## WRITTEN INSTRUCTION
Wherever a line holds the string "page", copy that line.
>> Begin
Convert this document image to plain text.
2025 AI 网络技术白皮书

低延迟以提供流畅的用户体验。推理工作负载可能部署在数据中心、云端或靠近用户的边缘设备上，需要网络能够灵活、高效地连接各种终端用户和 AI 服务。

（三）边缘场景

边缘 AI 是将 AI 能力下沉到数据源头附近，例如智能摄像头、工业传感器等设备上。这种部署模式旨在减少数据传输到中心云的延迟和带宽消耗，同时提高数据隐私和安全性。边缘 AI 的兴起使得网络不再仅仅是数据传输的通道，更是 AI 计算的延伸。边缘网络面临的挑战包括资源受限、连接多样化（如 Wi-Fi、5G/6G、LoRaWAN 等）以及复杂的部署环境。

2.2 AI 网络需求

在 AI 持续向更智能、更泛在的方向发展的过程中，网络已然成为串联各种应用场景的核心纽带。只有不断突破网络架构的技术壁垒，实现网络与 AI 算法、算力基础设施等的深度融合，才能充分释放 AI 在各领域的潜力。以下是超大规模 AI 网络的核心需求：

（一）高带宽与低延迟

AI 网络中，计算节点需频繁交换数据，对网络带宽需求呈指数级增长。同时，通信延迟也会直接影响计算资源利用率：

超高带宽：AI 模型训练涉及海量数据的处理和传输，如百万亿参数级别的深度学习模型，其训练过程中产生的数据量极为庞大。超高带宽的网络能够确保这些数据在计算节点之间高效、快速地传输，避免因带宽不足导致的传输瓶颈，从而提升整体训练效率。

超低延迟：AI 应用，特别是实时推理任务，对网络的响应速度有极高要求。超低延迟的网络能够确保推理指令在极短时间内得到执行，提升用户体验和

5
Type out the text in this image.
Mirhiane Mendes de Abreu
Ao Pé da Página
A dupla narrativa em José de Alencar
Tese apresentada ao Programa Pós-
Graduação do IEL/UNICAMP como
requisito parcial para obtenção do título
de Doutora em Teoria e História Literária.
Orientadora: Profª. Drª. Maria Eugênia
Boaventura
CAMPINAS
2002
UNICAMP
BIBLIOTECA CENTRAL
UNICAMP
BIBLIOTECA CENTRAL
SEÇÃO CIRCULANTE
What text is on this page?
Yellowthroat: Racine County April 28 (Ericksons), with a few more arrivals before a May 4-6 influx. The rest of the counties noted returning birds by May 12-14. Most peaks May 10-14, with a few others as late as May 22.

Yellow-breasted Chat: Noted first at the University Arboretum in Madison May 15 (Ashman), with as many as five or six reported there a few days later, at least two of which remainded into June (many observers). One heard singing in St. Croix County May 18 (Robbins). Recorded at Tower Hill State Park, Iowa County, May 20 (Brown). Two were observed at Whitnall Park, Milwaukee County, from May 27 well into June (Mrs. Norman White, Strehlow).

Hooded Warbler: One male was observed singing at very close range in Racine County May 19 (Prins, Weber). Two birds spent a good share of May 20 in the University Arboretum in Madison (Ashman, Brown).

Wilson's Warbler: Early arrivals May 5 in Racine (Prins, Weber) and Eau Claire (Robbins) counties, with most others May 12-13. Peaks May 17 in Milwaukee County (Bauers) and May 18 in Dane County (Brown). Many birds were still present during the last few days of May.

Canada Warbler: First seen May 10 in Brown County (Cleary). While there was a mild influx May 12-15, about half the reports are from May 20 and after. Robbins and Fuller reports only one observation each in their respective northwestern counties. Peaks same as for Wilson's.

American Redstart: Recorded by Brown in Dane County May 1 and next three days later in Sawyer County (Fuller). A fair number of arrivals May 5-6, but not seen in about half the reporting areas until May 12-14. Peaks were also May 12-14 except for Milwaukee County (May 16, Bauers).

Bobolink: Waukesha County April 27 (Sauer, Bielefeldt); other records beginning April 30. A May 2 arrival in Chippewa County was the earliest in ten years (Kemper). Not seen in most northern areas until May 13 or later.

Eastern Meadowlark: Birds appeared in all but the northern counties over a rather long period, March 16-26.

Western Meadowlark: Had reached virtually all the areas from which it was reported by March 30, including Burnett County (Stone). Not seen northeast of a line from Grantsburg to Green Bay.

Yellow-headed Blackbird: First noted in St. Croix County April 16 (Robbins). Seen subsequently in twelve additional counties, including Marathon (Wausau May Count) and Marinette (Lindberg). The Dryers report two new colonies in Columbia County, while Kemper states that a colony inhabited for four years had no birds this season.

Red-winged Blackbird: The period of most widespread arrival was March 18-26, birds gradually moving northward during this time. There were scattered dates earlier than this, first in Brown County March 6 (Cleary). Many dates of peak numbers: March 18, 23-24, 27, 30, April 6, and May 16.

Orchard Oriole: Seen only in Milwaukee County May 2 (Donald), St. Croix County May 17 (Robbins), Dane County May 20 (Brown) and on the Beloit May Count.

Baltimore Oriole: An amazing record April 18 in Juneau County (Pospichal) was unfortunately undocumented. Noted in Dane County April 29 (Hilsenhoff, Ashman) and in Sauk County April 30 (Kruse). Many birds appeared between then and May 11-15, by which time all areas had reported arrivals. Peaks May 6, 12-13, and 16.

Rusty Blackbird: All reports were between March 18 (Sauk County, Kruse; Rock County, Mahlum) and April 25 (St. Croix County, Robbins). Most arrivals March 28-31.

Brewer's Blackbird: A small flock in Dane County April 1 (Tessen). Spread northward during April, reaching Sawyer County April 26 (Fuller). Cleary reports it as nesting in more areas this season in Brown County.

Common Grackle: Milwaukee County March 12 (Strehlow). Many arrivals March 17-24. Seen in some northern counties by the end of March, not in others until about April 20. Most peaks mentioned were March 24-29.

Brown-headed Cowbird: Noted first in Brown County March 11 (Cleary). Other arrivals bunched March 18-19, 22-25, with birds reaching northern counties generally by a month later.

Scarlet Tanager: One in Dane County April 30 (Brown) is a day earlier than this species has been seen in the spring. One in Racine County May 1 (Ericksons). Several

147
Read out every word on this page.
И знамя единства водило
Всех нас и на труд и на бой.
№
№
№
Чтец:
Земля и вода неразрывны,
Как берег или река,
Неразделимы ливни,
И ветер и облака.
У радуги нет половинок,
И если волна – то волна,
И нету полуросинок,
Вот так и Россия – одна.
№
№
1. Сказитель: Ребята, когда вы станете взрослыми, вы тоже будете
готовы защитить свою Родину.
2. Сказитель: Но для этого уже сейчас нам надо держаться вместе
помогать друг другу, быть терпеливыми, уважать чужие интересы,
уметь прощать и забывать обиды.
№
>> End
## FULL ANSWER
What text is on this page?
Read out every word on this page.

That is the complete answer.